[Dataset rows]
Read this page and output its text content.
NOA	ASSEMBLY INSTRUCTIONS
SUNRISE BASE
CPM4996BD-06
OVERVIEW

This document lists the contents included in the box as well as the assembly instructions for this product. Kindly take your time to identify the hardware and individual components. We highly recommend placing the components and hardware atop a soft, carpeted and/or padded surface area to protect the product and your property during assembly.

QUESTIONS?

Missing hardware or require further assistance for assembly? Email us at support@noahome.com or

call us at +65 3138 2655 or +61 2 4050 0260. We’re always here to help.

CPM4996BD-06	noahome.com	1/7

Problem requirements: Extract each record, keeping it identical to the original.

Output for this task:
Read this page and output its text content.
NOA	ASSEMBLY INSTRUCTIONS
SUNRISE BASE
CPM4996BD-06
OVERVIEW

This document lists the contents included in the box as well as the assembly instructions for this product. Kindly take your time to identify the hardware and individual components. We highly recommend placing the components and hardware atop a soft, carpeted and/or padded surface area to protect the product and your property during assembly.

QUESTIONS?

Missing hardware or require further assistance for assembly? Email us at support@noahome.com or

call us at +65 3138 2655 or +61 2 4050 0260. We’re always here to help.

CPM4996BD-06	noahome.com	1/7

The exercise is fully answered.